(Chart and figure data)
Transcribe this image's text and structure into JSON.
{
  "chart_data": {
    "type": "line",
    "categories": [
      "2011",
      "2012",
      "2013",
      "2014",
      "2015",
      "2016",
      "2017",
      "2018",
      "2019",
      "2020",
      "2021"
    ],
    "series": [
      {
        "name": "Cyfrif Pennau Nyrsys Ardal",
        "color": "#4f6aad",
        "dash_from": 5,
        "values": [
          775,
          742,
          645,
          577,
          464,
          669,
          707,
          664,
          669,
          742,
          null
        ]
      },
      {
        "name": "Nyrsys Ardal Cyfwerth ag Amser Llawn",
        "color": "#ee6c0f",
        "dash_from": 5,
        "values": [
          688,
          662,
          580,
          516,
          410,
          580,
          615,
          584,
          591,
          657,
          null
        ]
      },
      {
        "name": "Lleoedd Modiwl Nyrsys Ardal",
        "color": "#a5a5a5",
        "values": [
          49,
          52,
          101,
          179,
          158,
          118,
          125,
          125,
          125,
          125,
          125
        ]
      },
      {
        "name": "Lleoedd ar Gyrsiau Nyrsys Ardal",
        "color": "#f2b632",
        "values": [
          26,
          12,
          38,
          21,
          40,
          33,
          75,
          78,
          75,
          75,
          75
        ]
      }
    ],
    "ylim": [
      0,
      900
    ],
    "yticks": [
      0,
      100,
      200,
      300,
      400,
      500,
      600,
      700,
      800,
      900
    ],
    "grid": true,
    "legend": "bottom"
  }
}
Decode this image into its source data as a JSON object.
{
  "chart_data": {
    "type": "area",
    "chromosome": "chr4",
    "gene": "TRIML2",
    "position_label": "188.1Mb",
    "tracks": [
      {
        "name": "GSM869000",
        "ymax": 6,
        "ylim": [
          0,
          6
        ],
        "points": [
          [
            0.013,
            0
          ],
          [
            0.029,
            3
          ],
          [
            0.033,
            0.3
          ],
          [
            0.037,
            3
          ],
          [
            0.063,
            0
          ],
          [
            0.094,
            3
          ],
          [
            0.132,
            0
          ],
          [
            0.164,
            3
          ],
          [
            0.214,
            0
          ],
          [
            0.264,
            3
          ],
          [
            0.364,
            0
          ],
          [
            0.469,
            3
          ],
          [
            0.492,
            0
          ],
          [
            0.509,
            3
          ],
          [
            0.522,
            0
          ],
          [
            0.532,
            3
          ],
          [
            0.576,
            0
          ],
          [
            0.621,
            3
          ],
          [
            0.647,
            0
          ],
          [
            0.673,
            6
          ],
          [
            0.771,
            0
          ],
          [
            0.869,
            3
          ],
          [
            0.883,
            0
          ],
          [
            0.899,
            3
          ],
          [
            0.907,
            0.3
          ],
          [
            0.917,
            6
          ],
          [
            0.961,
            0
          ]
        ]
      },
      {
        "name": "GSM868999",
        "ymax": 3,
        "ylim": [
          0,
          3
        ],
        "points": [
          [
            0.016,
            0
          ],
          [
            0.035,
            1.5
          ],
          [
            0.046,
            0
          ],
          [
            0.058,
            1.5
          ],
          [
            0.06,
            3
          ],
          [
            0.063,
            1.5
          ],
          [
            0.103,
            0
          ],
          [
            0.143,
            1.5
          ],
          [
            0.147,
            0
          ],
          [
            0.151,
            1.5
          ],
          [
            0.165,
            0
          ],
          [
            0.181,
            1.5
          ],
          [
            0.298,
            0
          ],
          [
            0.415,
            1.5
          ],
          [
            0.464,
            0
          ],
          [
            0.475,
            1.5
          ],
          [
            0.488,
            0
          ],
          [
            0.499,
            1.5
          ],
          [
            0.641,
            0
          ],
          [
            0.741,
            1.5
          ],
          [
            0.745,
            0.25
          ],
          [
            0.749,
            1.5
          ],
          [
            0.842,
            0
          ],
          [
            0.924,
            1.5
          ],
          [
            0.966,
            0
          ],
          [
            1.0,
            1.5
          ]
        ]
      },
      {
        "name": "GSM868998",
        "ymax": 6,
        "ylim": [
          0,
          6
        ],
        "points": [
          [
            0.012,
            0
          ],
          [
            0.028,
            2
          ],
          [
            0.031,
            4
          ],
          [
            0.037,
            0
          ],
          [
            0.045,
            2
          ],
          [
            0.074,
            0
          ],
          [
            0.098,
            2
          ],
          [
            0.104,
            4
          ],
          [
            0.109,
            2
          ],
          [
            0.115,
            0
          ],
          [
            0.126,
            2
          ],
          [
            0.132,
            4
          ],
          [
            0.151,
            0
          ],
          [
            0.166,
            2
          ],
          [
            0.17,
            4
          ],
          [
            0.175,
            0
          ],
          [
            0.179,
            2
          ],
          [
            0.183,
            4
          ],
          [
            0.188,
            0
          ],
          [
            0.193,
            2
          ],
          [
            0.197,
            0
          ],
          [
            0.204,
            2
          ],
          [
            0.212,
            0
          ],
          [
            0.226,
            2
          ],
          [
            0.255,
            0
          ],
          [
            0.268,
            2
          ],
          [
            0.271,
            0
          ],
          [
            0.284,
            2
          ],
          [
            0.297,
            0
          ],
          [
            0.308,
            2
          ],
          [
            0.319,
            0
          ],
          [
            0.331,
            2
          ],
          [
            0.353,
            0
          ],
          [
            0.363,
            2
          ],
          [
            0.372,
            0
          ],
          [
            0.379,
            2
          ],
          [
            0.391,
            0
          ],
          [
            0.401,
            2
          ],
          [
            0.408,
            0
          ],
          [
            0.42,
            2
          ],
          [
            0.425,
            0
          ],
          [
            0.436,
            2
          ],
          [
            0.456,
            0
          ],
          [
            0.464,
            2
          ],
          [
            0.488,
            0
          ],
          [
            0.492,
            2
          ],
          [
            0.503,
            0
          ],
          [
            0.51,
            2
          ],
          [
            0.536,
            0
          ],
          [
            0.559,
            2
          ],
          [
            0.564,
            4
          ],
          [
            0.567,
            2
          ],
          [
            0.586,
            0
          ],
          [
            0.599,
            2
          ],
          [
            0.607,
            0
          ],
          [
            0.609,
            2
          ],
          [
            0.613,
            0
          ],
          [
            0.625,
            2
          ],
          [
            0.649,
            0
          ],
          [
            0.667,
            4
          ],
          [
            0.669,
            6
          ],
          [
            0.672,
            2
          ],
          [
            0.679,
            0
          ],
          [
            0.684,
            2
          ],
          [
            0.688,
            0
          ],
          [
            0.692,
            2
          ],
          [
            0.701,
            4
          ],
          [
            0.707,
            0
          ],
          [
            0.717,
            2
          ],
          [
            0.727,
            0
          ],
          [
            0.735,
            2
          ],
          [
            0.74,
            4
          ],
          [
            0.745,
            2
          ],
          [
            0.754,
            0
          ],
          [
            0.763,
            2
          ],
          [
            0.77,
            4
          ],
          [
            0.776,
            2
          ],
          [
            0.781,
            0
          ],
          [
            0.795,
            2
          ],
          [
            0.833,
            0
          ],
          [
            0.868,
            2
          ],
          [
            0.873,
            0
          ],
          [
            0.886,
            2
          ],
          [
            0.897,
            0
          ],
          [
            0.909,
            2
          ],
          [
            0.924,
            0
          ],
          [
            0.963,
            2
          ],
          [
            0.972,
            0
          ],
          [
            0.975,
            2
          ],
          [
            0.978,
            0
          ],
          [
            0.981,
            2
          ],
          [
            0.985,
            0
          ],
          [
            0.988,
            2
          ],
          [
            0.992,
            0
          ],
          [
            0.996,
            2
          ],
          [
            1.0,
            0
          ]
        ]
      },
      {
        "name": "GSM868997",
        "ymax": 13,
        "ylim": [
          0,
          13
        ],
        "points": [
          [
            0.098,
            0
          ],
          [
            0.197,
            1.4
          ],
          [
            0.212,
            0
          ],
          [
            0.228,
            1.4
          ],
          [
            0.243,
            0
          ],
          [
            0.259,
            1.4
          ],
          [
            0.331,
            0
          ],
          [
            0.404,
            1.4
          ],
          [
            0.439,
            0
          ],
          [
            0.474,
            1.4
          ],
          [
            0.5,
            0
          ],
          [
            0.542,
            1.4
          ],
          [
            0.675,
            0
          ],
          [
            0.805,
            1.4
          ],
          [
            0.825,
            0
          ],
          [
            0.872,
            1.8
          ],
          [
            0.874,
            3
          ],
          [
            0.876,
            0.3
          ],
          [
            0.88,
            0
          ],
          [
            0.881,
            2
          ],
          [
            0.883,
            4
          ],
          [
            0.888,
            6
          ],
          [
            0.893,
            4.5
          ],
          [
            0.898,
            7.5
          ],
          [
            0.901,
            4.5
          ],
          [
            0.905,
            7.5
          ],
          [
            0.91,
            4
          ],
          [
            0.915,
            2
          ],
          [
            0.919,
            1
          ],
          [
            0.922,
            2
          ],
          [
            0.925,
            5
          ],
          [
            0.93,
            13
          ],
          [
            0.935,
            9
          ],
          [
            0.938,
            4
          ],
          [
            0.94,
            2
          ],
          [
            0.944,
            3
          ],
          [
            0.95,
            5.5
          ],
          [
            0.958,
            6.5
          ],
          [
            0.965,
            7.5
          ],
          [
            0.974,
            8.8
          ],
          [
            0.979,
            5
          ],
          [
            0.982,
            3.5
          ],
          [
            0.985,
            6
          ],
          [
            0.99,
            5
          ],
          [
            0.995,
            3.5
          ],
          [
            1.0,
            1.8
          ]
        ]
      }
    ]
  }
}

• [WHAT THE EXERCISE ASKS]: Pick out the lines containing the word "this" and show them.

• [ANSWER TO THE TASK]:
Transcribe this image's text and structure into JSON.
Decode this image into its source data as a JSON object.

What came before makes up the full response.